__EXERCISE PROMPT__. Write out the records below once more, exactly as they stand.
----- SUPPLIED INFORMATION -----
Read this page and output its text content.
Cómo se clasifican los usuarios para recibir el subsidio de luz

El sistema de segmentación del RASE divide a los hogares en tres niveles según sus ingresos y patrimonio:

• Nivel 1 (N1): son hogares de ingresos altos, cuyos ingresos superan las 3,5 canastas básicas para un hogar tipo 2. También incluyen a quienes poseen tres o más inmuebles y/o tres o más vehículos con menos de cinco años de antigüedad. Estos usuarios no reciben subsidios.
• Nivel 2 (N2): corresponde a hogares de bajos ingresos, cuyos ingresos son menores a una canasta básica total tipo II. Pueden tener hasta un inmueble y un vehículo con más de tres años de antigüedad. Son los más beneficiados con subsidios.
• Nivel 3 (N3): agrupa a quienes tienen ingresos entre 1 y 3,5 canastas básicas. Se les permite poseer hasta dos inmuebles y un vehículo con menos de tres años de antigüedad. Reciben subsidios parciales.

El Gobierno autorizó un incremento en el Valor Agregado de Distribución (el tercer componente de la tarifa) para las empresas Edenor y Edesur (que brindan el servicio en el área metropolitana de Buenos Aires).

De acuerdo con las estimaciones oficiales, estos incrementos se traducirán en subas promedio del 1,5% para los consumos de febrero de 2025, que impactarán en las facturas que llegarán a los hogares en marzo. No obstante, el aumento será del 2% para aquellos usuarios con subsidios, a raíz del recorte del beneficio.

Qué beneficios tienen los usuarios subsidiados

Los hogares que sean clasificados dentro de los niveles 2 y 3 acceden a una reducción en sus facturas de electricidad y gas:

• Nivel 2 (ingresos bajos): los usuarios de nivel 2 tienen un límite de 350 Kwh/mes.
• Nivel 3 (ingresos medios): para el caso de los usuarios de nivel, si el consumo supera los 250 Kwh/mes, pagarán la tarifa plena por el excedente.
-----
__WRITTEN SOLUTION__.
Read this page and output its text content.
Cómo se clasifican los usuarios para recibir el subsidio de luz

El sistema de segmentación del RASE divide a los hogares en tres niveles según sus ingresos y patrimonio:

• Nivel 1 (N1): son hogares de ingresos altos, cuyos ingresos superan las 3,5 canastas básicas para un hogar tipo 2. También incluyen a quienes poseen tres o más inmuebles y/o tres o más vehículos con menos de cinco años de antigüedad. Estos usuarios no reciben subsidios.
• Nivel 2 (N2): corresponde a hogares de bajos ingresos, cuyos ingresos son menores a una canasta básica total tipo II. Pueden tener hasta un inmueble y un vehículo con más de tres años de antigüedad. Son los más beneficiados con subsidios.
• Nivel 3 (N3): agrupa a quienes tienen ingresos entre 1 y 3,5 canastas básicas. Se les permite poseer hasta dos inmuebles y un vehículo con menos de tres años de antigüedad. Reciben subsidios parciales.

El Gobierno autorizó un incremento en el Valor Agregado de Distribución (el tercer componente de la tarifa) para las empresas Edenor y Edesur (que brindan el servicio en el área metropolitana de Buenos Aires).

De acuerdo con las estimaciones oficiales, estos incrementos se traducirán en subas promedio del 1,5% para los consumos de febrero de 2025, que impactarán en las facturas que llegarán a los hogares en marzo. No obstante, el aumento será del 2% para aquellos usuarios con subsidios, a raíz del recorte del beneficio.

Qué beneficios tienen los usuarios subsidiados

Los hogares que sean clasificados dentro de los niveles 2 y 3 acceden a una reducción en sus facturas de electricidad y gas:

• Nivel 2 (ingresos bajos): los usuarios de nivel 2 tienen un límite de 350 Kwh/mes.
• Nivel 3 (ingresos medios): para el caso de los usuarios de nivel, si el consumo supera los 250 Kwh/mes, pagarán la tarifa plena por el excedente.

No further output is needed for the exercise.